Which lines of the records contain "header"? Collect every one of them.

╭──

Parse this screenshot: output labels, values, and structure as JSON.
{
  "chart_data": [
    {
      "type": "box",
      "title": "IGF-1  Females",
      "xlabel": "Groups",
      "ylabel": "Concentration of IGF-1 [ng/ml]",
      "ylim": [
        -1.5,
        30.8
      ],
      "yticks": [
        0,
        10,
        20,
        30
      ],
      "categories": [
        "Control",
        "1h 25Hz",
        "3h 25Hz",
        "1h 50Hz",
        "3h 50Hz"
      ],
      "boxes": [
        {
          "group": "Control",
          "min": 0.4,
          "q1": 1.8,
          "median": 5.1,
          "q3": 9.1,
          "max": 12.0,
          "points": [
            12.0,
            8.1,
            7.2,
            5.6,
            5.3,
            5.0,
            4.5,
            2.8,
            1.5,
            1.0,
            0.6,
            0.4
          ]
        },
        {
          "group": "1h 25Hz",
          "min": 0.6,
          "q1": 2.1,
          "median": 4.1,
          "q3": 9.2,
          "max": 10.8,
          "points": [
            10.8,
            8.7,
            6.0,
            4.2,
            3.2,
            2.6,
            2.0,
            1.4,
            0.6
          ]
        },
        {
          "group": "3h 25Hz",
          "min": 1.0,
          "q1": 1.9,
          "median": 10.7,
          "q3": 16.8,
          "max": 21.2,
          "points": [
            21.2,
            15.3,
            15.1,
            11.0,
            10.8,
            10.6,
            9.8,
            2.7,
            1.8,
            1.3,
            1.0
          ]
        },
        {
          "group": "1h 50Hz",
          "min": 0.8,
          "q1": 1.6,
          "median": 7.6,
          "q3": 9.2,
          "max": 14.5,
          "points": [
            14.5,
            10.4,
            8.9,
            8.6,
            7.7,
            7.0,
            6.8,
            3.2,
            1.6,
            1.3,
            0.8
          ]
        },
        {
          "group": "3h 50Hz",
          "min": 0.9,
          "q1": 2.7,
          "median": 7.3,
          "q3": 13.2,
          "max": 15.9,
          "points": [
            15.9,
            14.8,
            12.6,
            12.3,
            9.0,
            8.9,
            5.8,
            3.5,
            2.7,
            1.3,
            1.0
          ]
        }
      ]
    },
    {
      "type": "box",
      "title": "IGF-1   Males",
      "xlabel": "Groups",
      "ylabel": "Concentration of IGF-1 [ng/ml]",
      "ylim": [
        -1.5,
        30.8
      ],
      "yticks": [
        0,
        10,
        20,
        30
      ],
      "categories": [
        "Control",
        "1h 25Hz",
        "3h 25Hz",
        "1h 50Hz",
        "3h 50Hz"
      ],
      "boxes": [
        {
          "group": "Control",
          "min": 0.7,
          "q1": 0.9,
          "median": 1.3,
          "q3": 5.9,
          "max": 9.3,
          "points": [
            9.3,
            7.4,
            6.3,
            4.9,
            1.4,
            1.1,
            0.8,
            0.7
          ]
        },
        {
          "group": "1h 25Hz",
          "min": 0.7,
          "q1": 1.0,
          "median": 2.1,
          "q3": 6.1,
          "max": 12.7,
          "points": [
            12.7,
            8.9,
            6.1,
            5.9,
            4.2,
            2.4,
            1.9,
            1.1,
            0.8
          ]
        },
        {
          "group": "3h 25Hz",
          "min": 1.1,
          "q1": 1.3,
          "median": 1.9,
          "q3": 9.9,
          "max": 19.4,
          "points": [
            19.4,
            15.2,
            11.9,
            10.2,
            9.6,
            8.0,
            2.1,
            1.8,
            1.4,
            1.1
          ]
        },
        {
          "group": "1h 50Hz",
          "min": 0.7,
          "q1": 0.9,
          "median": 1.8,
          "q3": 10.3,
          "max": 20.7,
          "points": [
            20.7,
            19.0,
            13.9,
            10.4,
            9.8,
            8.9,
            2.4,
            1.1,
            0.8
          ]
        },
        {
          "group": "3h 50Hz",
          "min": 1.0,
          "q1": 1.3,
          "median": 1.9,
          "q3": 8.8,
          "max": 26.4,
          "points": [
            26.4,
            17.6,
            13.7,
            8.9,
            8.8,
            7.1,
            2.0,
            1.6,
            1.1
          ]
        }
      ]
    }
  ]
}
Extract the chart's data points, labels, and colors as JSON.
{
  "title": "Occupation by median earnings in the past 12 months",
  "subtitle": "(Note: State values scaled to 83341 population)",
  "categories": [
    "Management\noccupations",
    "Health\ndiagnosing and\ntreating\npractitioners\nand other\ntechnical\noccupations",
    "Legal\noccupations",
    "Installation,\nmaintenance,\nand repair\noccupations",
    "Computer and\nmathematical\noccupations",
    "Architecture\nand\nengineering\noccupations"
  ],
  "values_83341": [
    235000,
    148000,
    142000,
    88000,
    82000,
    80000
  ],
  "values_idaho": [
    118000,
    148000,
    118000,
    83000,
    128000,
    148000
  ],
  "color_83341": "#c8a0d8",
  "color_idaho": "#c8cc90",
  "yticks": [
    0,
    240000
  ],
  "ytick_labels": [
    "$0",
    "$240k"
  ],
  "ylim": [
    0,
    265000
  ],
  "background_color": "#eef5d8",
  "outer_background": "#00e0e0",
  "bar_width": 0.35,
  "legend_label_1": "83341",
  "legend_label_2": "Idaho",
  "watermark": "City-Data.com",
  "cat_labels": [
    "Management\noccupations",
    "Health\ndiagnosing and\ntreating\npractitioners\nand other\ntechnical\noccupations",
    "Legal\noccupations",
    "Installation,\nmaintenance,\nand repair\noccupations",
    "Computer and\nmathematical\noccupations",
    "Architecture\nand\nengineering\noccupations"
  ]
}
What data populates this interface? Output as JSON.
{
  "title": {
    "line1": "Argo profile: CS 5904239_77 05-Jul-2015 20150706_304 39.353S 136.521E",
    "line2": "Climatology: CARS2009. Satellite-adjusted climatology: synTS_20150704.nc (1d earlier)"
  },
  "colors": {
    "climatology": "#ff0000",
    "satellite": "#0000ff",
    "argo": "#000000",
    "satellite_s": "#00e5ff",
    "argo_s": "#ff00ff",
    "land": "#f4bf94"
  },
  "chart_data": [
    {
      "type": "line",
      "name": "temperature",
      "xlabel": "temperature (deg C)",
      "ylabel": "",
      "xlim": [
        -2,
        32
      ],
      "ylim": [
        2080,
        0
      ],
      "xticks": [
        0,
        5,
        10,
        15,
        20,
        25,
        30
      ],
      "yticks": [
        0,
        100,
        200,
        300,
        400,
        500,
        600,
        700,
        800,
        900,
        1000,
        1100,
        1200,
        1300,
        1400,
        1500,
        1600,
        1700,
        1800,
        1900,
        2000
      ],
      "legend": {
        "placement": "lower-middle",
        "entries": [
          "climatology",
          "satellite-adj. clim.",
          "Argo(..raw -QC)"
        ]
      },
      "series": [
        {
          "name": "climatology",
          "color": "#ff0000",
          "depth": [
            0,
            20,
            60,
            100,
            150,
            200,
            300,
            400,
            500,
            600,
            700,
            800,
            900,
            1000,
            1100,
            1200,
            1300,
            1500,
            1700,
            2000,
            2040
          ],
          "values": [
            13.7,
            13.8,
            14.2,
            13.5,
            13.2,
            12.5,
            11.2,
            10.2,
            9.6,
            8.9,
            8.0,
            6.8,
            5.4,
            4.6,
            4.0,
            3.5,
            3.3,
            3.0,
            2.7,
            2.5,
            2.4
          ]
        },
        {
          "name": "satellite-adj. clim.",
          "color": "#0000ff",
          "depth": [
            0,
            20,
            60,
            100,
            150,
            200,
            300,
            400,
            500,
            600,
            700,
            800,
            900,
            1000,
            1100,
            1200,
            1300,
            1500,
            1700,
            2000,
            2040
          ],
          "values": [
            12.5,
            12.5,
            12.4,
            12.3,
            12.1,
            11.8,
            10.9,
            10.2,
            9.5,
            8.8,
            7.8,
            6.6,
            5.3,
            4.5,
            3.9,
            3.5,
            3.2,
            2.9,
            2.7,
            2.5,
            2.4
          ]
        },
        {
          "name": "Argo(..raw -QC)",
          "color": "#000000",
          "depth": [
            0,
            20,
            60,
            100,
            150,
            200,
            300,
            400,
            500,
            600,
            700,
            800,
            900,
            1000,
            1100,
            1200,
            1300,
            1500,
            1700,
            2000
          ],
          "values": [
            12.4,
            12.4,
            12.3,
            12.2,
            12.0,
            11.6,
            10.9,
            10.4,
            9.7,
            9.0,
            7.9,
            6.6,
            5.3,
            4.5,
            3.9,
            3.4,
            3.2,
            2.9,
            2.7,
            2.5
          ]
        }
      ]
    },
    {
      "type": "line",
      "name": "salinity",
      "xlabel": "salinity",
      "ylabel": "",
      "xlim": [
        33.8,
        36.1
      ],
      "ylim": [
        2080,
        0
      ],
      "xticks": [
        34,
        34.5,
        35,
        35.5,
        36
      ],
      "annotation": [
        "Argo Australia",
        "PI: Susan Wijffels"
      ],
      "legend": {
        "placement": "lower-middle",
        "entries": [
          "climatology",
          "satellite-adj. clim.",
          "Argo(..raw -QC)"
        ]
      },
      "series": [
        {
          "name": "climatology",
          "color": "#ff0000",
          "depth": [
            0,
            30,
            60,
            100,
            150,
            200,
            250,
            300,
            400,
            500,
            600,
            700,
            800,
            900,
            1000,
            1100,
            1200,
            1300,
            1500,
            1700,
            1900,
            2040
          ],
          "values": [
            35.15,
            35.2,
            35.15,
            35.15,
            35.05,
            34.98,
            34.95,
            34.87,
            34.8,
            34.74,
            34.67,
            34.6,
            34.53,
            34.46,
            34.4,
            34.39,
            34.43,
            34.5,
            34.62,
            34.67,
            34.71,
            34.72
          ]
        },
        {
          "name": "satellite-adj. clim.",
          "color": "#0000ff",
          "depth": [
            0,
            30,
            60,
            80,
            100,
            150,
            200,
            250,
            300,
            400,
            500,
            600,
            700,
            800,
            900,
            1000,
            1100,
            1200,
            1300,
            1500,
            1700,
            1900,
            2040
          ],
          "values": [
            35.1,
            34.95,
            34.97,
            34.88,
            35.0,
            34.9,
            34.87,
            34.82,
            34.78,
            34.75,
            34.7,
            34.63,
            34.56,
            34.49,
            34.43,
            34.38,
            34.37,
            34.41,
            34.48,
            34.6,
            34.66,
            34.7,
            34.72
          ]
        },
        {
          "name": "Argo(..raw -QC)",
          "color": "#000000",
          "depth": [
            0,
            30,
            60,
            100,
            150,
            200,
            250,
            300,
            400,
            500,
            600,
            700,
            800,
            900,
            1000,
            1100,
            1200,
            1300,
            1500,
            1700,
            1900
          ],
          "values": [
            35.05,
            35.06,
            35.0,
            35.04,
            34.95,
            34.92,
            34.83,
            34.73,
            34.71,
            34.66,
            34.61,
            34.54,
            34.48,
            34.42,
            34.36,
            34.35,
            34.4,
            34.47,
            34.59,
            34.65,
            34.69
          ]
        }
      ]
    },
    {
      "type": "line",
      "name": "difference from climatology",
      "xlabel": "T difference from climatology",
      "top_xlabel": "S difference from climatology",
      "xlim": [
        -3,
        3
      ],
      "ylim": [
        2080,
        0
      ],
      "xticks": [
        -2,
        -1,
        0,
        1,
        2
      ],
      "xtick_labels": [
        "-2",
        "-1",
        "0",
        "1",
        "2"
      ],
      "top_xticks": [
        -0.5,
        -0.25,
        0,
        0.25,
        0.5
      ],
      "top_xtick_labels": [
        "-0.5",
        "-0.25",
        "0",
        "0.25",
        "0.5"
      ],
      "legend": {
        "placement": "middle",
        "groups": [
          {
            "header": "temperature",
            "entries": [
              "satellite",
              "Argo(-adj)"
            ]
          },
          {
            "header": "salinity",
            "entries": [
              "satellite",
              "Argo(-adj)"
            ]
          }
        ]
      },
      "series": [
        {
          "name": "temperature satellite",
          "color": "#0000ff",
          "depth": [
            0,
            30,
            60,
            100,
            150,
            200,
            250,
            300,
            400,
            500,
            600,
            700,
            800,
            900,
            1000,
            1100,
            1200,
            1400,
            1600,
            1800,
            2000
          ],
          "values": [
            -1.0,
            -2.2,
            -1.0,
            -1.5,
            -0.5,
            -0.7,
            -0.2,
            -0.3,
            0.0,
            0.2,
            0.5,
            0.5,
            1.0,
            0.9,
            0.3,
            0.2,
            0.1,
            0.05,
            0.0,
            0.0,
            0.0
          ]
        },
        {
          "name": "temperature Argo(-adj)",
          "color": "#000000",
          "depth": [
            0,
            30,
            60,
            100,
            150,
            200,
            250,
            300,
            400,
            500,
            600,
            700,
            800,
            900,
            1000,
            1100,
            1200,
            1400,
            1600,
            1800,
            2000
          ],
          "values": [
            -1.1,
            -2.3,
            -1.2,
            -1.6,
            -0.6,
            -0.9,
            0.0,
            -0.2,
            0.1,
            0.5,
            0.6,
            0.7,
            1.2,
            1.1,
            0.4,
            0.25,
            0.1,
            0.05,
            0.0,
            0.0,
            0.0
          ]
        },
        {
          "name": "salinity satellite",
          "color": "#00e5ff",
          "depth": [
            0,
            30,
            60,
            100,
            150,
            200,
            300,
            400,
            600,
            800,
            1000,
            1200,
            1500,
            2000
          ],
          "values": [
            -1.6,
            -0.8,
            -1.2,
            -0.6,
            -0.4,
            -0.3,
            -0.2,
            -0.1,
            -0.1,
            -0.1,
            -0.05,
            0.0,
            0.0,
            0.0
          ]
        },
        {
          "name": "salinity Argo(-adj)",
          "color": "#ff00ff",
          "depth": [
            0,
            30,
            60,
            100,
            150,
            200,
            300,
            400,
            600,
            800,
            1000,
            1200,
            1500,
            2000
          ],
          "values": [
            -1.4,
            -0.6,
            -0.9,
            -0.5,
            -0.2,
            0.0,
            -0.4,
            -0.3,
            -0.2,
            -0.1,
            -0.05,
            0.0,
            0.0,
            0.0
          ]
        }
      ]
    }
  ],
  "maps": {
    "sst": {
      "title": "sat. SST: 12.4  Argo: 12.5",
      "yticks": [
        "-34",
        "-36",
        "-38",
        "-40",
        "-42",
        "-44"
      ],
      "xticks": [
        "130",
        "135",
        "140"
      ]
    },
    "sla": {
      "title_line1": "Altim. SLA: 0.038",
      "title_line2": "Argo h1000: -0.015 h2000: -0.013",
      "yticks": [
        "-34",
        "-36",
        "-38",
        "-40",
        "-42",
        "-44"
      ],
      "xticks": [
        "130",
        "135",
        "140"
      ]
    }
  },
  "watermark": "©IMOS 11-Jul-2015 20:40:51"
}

╰──

= Result of the exercise =
            "header": "temperature",
            "header": "salinity",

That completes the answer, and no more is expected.